GOAL: Only lines holding the word "name" should be copied from the material.
-- begin MATERIAL FOR THIS TASK --
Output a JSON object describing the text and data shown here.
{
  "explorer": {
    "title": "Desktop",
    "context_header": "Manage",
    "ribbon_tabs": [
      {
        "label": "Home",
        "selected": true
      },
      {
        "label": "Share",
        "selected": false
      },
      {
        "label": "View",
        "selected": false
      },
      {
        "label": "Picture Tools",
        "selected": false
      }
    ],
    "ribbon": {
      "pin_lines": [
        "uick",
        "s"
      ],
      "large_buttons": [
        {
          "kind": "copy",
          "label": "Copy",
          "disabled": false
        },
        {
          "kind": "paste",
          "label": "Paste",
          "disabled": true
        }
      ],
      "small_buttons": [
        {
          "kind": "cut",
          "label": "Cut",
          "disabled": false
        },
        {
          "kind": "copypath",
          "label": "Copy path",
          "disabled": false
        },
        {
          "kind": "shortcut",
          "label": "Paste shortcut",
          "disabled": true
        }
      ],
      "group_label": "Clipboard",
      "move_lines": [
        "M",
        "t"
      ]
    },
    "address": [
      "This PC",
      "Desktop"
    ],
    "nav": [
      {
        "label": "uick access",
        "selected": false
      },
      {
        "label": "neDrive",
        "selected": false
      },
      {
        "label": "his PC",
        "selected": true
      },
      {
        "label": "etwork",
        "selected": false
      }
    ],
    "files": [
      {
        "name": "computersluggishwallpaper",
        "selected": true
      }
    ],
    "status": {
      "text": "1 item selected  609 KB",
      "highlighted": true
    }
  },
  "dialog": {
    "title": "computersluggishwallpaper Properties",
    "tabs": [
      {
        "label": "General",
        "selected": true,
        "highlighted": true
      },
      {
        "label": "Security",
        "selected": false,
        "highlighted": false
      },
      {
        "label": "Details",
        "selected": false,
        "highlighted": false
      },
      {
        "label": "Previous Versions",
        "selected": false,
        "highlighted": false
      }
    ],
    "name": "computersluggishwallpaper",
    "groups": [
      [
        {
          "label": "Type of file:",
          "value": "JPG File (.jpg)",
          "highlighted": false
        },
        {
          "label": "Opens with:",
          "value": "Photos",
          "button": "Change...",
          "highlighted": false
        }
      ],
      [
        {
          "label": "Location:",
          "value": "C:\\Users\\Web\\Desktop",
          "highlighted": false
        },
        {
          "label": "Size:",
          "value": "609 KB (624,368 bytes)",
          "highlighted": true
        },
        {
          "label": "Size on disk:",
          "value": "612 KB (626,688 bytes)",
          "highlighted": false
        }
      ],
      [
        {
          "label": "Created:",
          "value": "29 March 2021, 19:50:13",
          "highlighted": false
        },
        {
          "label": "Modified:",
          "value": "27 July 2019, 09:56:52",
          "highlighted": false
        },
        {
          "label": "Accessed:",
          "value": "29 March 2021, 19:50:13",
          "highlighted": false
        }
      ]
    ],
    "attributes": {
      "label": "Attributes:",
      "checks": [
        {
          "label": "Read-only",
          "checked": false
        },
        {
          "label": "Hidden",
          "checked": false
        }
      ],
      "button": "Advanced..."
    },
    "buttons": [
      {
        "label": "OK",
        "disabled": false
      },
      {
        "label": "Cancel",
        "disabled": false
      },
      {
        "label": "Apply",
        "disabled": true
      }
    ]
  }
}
-- end MATERIAL FOR THIS TASK --
RESULT:
        "name": "computersluggishwallpaper",
    "name": "computersluggishwallpaper",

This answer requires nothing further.